Exercise task
Tell how many lines carry the word "image"; the reply is the number and nothing else.

Data to use
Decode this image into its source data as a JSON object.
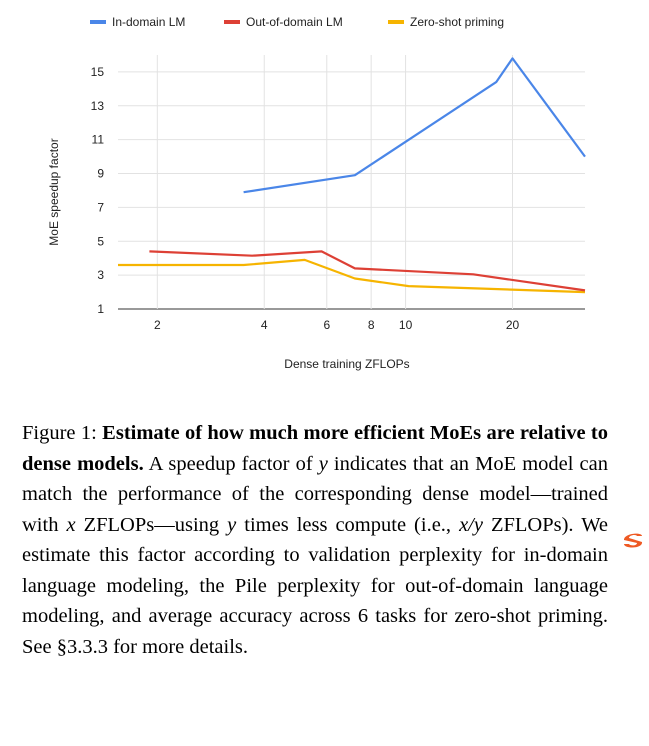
{
  "chart_data": {
    "type": "line",
    "title": "",
    "xlabel": "Dense training ZFLOPs",
    "ylabel": "MoE speedup factor",
    "x_scale": "log",
    "xlim": [
      1.55,
      32
    ],
    "ylim": [
      1,
      16
    ],
    "x_ticks": [
      2,
      4,
      6,
      8,
      10,
      20
    ],
    "y_ticks": [
      1,
      3,
      5,
      7,
      9,
      11,
      13,
      15
    ],
    "grid": true,
    "legend": "top",
    "series": [
      {
        "name": "In-domain LM",
        "color": "#4a86e8",
        "x": [
          3.5,
          7.2,
          18.0,
          20.0,
          32.0
        ],
        "y": [
          7.9,
          8.9,
          14.4,
          15.8,
          10.0
        ]
      },
      {
        "name": "Out-of-domain LM",
        "color": "#dd4035",
        "x": [
          1.9,
          3.7,
          5.8,
          7.2,
          15.5,
          32.0
        ],
        "y": [
          4.4,
          4.15,
          4.4,
          3.4,
          3.05,
          2.1
        ]
      },
      {
        "name": "Zero-shot priming",
        "color": "#f6b400",
        "x": [
          1.55,
          3.5,
          5.2,
          7.2,
          10.2,
          32.0
        ],
        "y": [
          3.6,
          3.6,
          3.9,
          2.8,
          2.35,
          2.0
        ]
      }
    ]
  },
  "caption": {
    "label": "Figure 1: ",
    "title": "Estimate of how much more efficient MoEs are relative to dense models.",
    "t1": " A speedup factor of ",
    "v_y1": "y",
    "t2": " indicates that an MoE model can match the performance of the corresponding dense model—trained with ",
    "v_x": "x",
    "t3": " ZFLOPs—using ",
    "v_y2": "y",
    "t4": " times less compute (i.e., ",
    "v_xy": "x/y",
    "t5": " ZFLOPs). We estimate this factor according to validation perplexity for in-domain language modeling, the Pile perplexity for out-of-domain language modeling, and average accuracy across 6 tasks for zero-shot priming. See ",
    "ref": "§3.3.3",
    "t6": " for more details."
  },
  "logo_icon": "s-logo-icon"
}
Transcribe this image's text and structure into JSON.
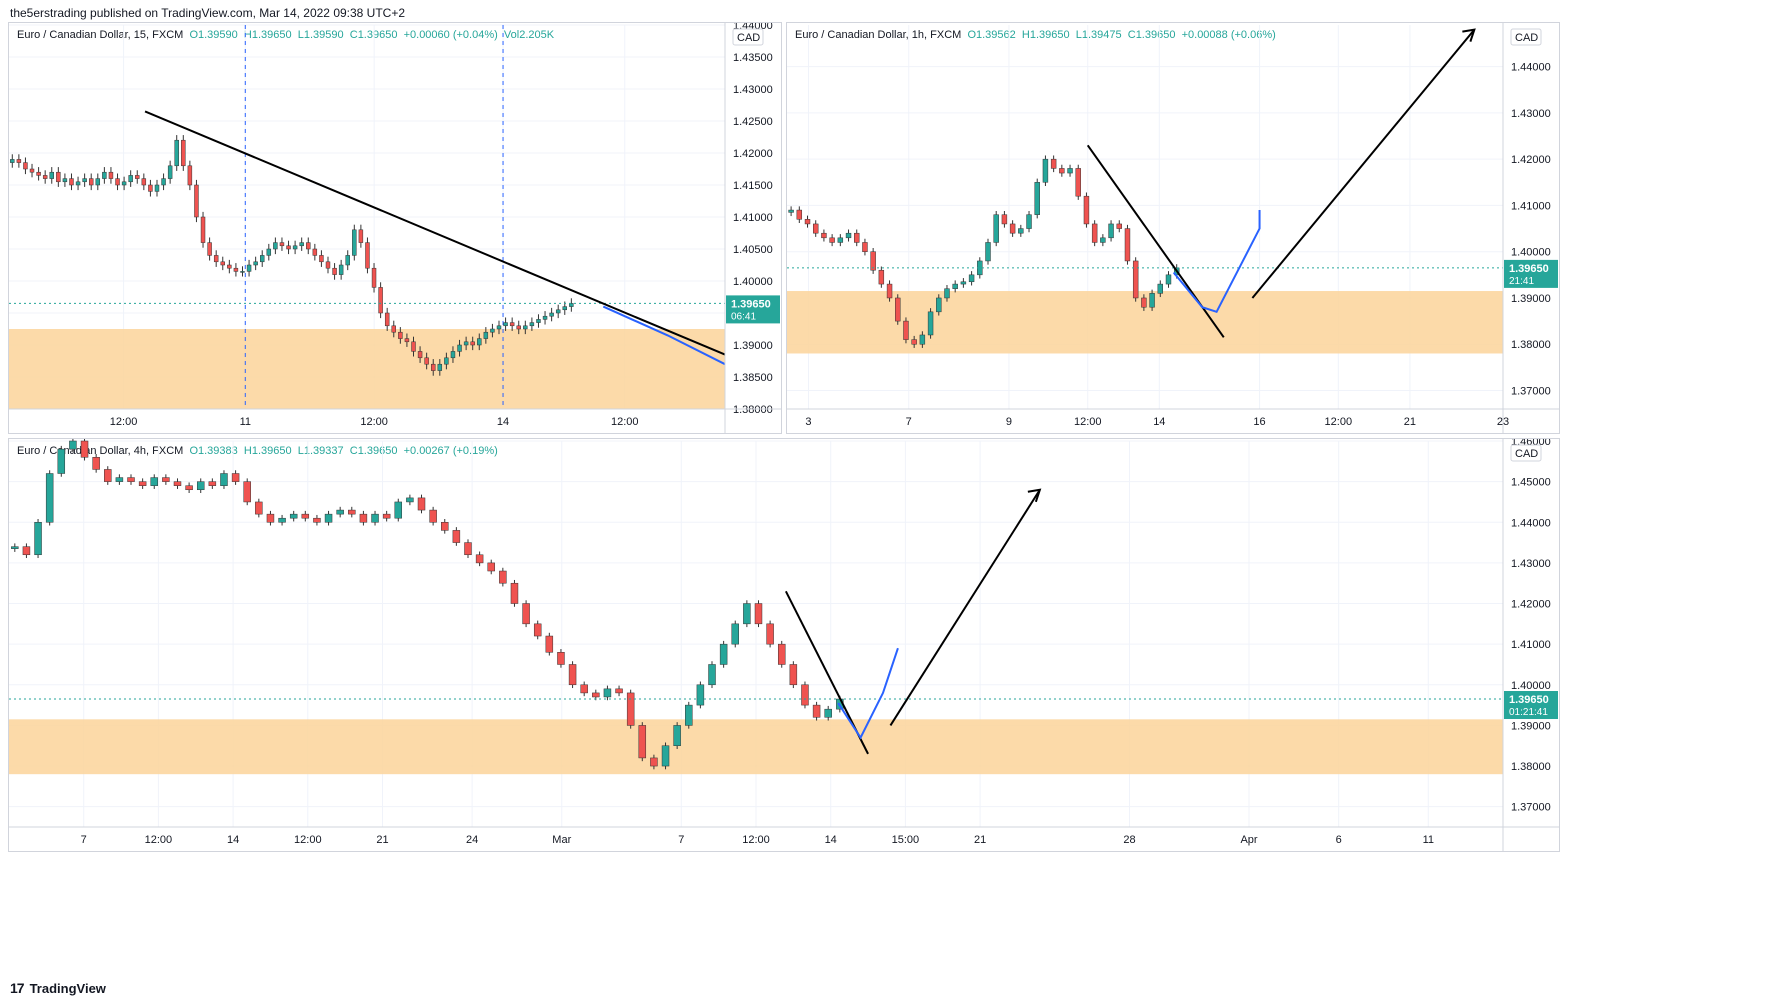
{
  "header": {
    "publisher": "the5erstrading published on TradingView.com, Mar 14, 2022 09:38 UTC+2"
  },
  "footer": {
    "brand": "TradingView",
    "logo_icon": "tradingview-logo-icon"
  },
  "colors": {
    "up": "#26a69a",
    "down": "#ef5350",
    "zone": "#fbd39a",
    "price_badge": "#26a69a",
    "trend": "#000000",
    "path": "#2962ff",
    "grid": "#f0f3fa"
  },
  "chart_data": [
    {
      "id": "p15",
      "type": "candlestick",
      "legend": {
        "symbol": "Euro / Canadian Dollar, 15, FXCM",
        "o": "O1.39590",
        "h": "H1.39650",
        "l": "L1.39590",
        "c": "C1.39650",
        "chg": "+0.00060 (+0.04%)",
        "vol": "Vol2.205K"
      },
      "currency": "CAD",
      "ylim": [
        1.38,
        1.44
      ],
      "y_ticks": [
        "1.38000",
        "1.38500",
        "1.39000",
        "1.39500",
        "1.40000",
        "1.40500",
        "1.41000",
        "1.41500",
        "1.42000",
        "1.42500",
        "1.43000",
        "1.43500",
        "1.44000"
      ],
      "x_ticks": [
        "12:00",
        "11",
        "12:00",
        "14",
        "12:00"
      ],
      "x_tick_pos": [
        0.16,
        0.33,
        0.51,
        0.69,
        0.86
      ],
      "price": "1.39650",
      "countdown": "06:41",
      "zone": [
        1.38,
        1.3925
      ],
      "vlines": [
        0.33,
        0.69
      ],
      "closes": [
        1.419,
        1.4185,
        1.4175,
        1.417,
        1.4165,
        1.416,
        1.417,
        1.4155,
        1.416,
        1.415,
        1.4155,
        1.416,
        1.415,
        1.416,
        1.417,
        1.416,
        1.415,
        1.4155,
        1.4165,
        1.416,
        1.415,
        1.414,
        1.415,
        1.416,
        1.418,
        1.422,
        1.418,
        1.415,
        1.41,
        1.406,
        1.404,
        1.403,
        1.4025,
        1.402,
        1.4015,
        1.4015,
        1.4025,
        1.403,
        1.404,
        1.405,
        1.406,
        1.4055,
        1.405,
        1.4055,
        1.406,
        1.405,
        1.404,
        1.403,
        1.402,
        1.401,
        1.4025,
        1.404,
        1.408,
        1.406,
        1.402,
        1.399,
        1.395,
        1.393,
        1.392,
        1.391,
        1.3905,
        1.389,
        1.388,
        1.387,
        1.386,
        1.387,
        1.388,
        1.389,
        1.39,
        1.3905,
        1.39,
        1.391,
        1.392,
        1.3925,
        1.393,
        1.3935,
        1.393,
        1.3925,
        1.393,
        1.3935,
        1.394,
        1.3945,
        1.395,
        1.3955,
        1.396,
        1.3965
      ],
      "lines": [
        {
          "color": "trend",
          "pts": [
            [
              0.19,
              1.4265
            ],
            [
              1.0,
              1.3885
            ]
          ]
        },
        {
          "color": "path",
          "pts": [
            [
              0.83,
              1.396
            ],
            [
              0.92,
              1.3915
            ],
            [
              1.0,
              1.387
            ]
          ]
        }
      ]
    },
    {
      "id": "p1h",
      "type": "candlestick",
      "legend": {
        "symbol": "Euro / Canadian Dollar, 1h, FXCM",
        "o": "O1.39562",
        "h": "H1.39650",
        "l": "L1.39475",
        "c": "C1.39650",
        "chg": "+0.00088 (+0.06%)",
        "vol": ""
      },
      "currency": "CAD",
      "ylim": [
        1.366,
        1.449
      ],
      "y_ticks": [
        "1.37000",
        "1.38000",
        "1.39000",
        "1.40000",
        "1.41000",
        "1.42000",
        "1.43000",
        "1.44000"
      ],
      "x_ticks": [
        "3",
        "7",
        "9",
        "12:00",
        "14",
        "16",
        "12:00",
        "21",
        "23"
      ],
      "x_tick_pos": [
        0.03,
        0.17,
        0.31,
        0.42,
        0.52,
        0.66,
        0.77,
        0.87,
        1.0
      ],
      "price": "1.39650",
      "countdown": "21:41",
      "zone": [
        1.378,
        1.3915
      ],
      "vlines": [],
      "closes": [
        1.409,
        1.407,
        1.406,
        1.404,
        1.403,
        1.402,
        1.403,
        1.404,
        1.402,
        1.4,
        1.396,
        1.393,
        1.39,
        1.385,
        1.381,
        1.38,
        1.382,
        1.387,
        1.39,
        1.392,
        1.393,
        1.3935,
        1.395,
        1.398,
        1.402,
        1.408,
        1.406,
        1.404,
        1.405,
        1.408,
        1.415,
        1.42,
        1.418,
        1.417,
        1.418,
        1.412,
        1.406,
        1.402,
        1.403,
        1.406,
        1.405,
        1.398,
        1.39,
        1.388,
        1.391,
        1.393,
        1.395,
        1.3965
      ],
      "closes_span": [
        0.0,
        0.55
      ],
      "lines": [
        {
          "color": "trend",
          "pts": [
            [
              0.42,
              1.423
            ],
            [
              0.61,
              1.3815
            ]
          ]
        },
        {
          "color": "trend",
          "pts": [
            [
              0.65,
              1.39
            ],
            [
              0.96,
              1.448
            ]
          ]
        },
        {
          "color": "path",
          "pts": [
            [
              0.54,
              1.3955
            ],
            [
              0.58,
              1.388
            ],
            [
              0.6,
              1.387
            ],
            [
              0.63,
              1.396
            ],
            [
              0.66,
              1.405
            ],
            [
              0.66,
              1.409
            ]
          ]
        }
      ]
    },
    {
      "id": "p4h",
      "type": "candlestick",
      "legend": {
        "symbol": "Euro / Canadian Dollar, 4h, FXCM",
        "o": "O1.39383",
        "h": "H1.39650",
        "l": "L1.39337",
        "c": "C1.39650",
        "chg": "+0.00267 (+0.19%)",
        "vol": ""
      },
      "currency": "CAD",
      "ylim": [
        1.365,
        1.46
      ],
      "y_ticks": [
        "1.37000",
        "1.38000",
        "1.39000",
        "1.40000",
        "1.41000",
        "1.42000",
        "1.43000",
        "1.44000",
        "1.45000",
        "1.46000"
      ],
      "x_ticks": [
        "7",
        "12:00",
        "14",
        "12:00",
        "21",
        "24",
        "Mar",
        "7",
        "12:00",
        "14",
        "15:00",
        "21",
        "28",
        "Apr",
        "6",
        "11"
      ],
      "x_tick_pos": [
        0.05,
        0.1,
        0.15,
        0.2,
        0.25,
        0.31,
        0.37,
        0.45,
        0.5,
        0.55,
        0.6,
        0.65,
        0.75,
        0.83,
        0.89,
        0.95
      ],
      "price": "1.39650",
      "countdown": "01:21:41",
      "zone": [
        1.378,
        1.3915
      ],
      "vlines": [],
      "closes": [
        1.434,
        1.432,
        1.44,
        1.452,
        1.458,
        1.46,
        1.456,
        1.453,
        1.45,
        1.451,
        1.45,
        1.449,
        1.451,
        1.45,
        1.449,
        1.448,
        1.45,
        1.449,
        1.452,
        1.45,
        1.445,
        1.442,
        1.44,
        1.441,
        1.442,
        1.441,
        1.44,
        1.442,
        1.443,
        1.442,
        1.44,
        1.442,
        1.441,
        1.445,
        1.446,
        1.443,
        1.44,
        1.438,
        1.435,
        1.432,
        1.43,
        1.428,
        1.425,
        1.42,
        1.415,
        1.412,
        1.408,
        1.405,
        1.4,
        1.398,
        1.397,
        1.399,
        1.398,
        1.39,
        1.382,
        1.38,
        1.385,
        1.39,
        1.395,
        1.4,
        1.405,
        1.41,
        1.415,
        1.42,
        1.415,
        1.41,
        1.405,
        1.4,
        1.395,
        1.392,
        1.394,
        1.3965
      ],
      "closes_span": [
        0.0,
        0.56
      ],
      "lines": [
        {
          "color": "trend",
          "pts": [
            [
              0.52,
              1.423
            ],
            [
              0.575,
              1.383
            ]
          ]
        },
        {
          "color": "trend",
          "pts": [
            [
              0.59,
              1.39
            ],
            [
              0.69,
              1.448
            ]
          ]
        },
        {
          "color": "path",
          "pts": [
            [
              0.555,
              1.3955
            ],
            [
              0.57,
              1.387
            ],
            [
              0.585,
              1.398
            ],
            [
              0.595,
              1.409
            ]
          ]
        }
      ]
    }
  ]
}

Answer below
2